---------- Provided text
Falsely assuming that the cause was contaminated water, they built public waterworks. The first of these, designed by the architect Benjamin Latrobe and completed in 1801, was a steam-powered pumping station at Center Square, presently the site of City Hall. Soon proven inadequate for the growing city, it was replaced by a larger and more efficient one, also steam-powered, designed by Latrobe's pupil, Frederick Graff. This waterworks opened in 1815, at the foot of the hill called Fairmount, now the site of the Philadelphia Museum of Art. Later, a dam, completed in 1822, created a cheaper and more efficient system, harnessing the river to power huge waterwheels that pumped the water to the top of Fairmount, to flow by gravity to the city.
--------------------
---------- Supplied material
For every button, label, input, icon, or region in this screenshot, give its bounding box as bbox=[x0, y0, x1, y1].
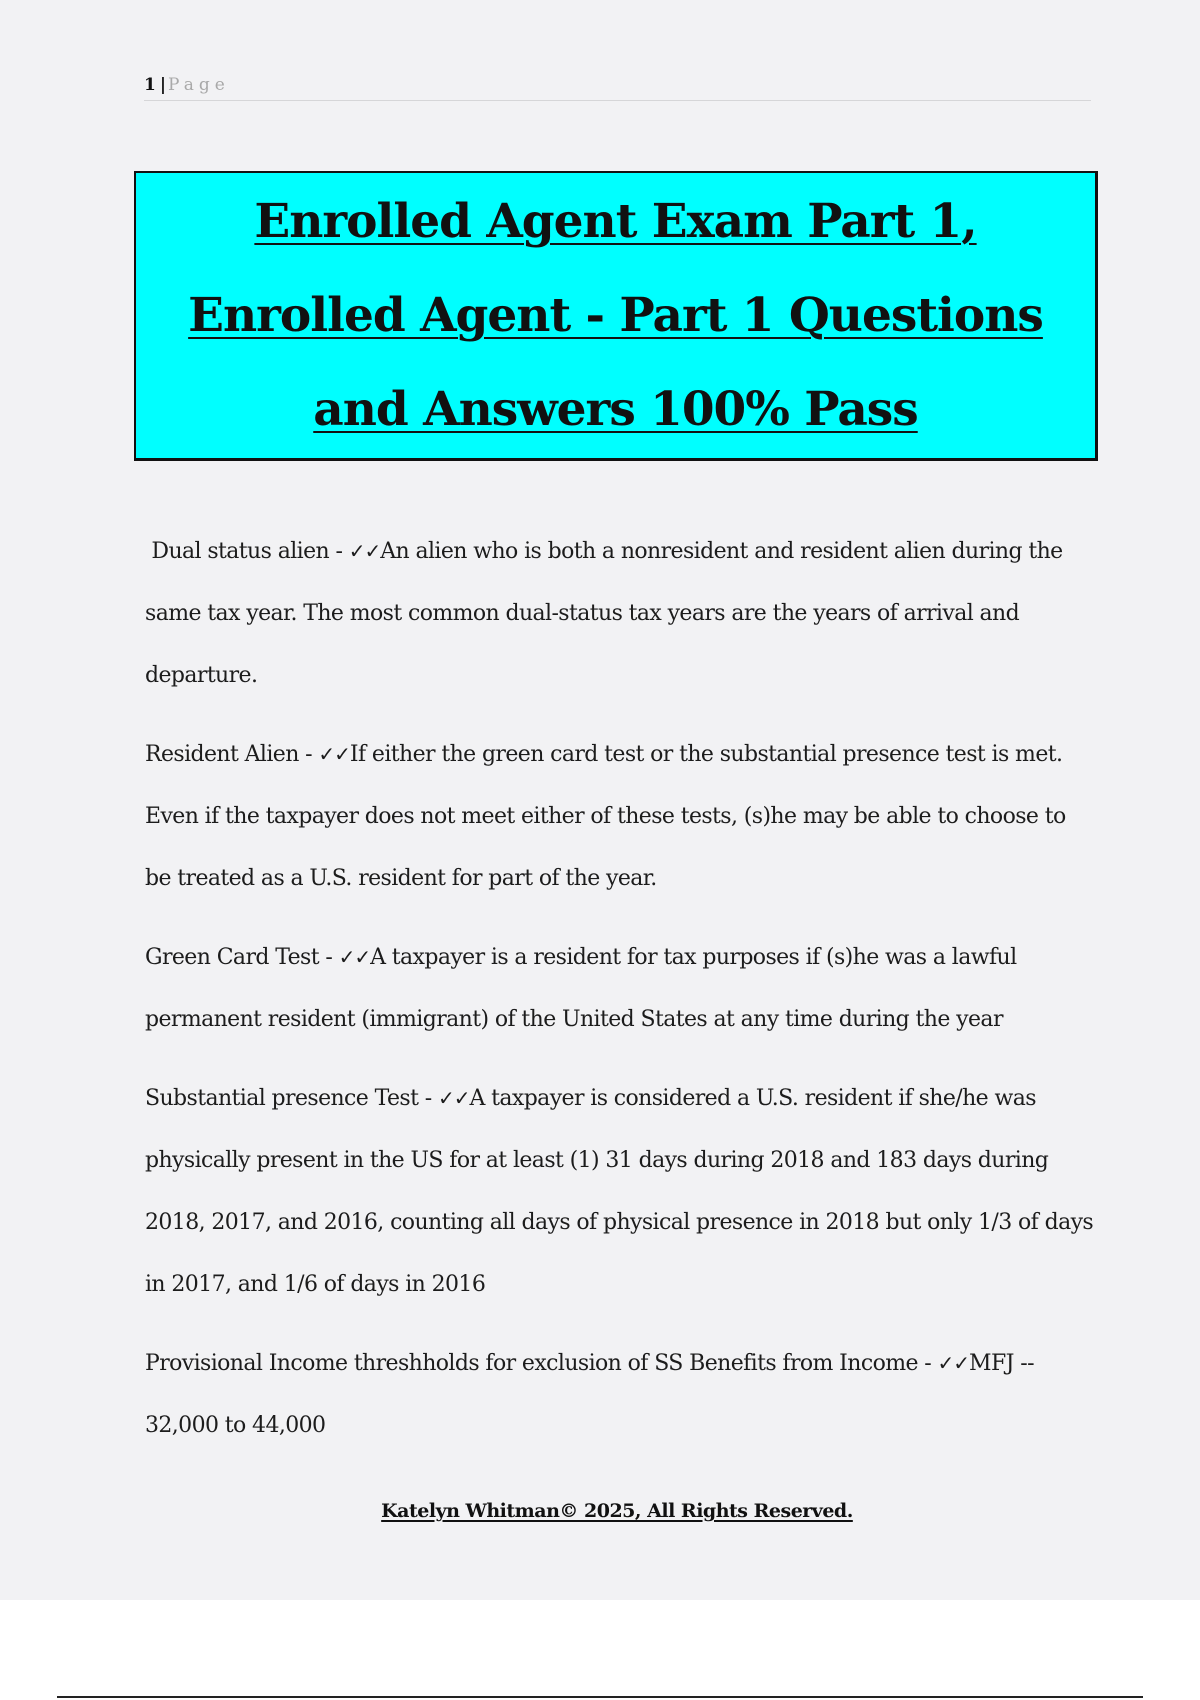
--------------------
* [Do this]
Pick up the passage on Philadelphia's early waterworks right after its final sentence and write what comes next.

* [Written answer]
The waterworks was praised for its efficiency, and for the beauty of its neo-classical buildings, but the dam caused problems for some of the river villas above it. Swamp conditions and the flooding of meadowlands began to make country living seem less desirable, and some of the residents began to contract "river fever" from mosquitoes breeding in stagnant water. Meanwhile, the city fathers realized that, in order to preserve the quality of the river, development of the land above the waterworks had to be curtailed, and they began buying up the estates along the Schuylkill to create a large public park. Thus, in 1855, Fairmount Park was born.

The villas were no longer privately owned, but were adapted to other uses, primarily for recreation. This proved to be key to their preservation.


Photo credits: Philadelphia Antiques Show, Philadephia Museum of Art:

Cedar Grove 1748-50, c.1799, porch (“piazza”) c.1848. Front (west) façade. Wealthy widow Elizabeth Coates Paschall built Cedar Grove in 1748. Five generations of her family summered here. If only the walls could talk! Unlike most historic houses, all the furniture in Cedar Grove is original to the family and the house. Cedar Grove also holds a unique place in Fairmount Park history because over 75 years ago it was moved stone by stone from the Frankford section of Philadelphia to its current location! Must See: The kitchen.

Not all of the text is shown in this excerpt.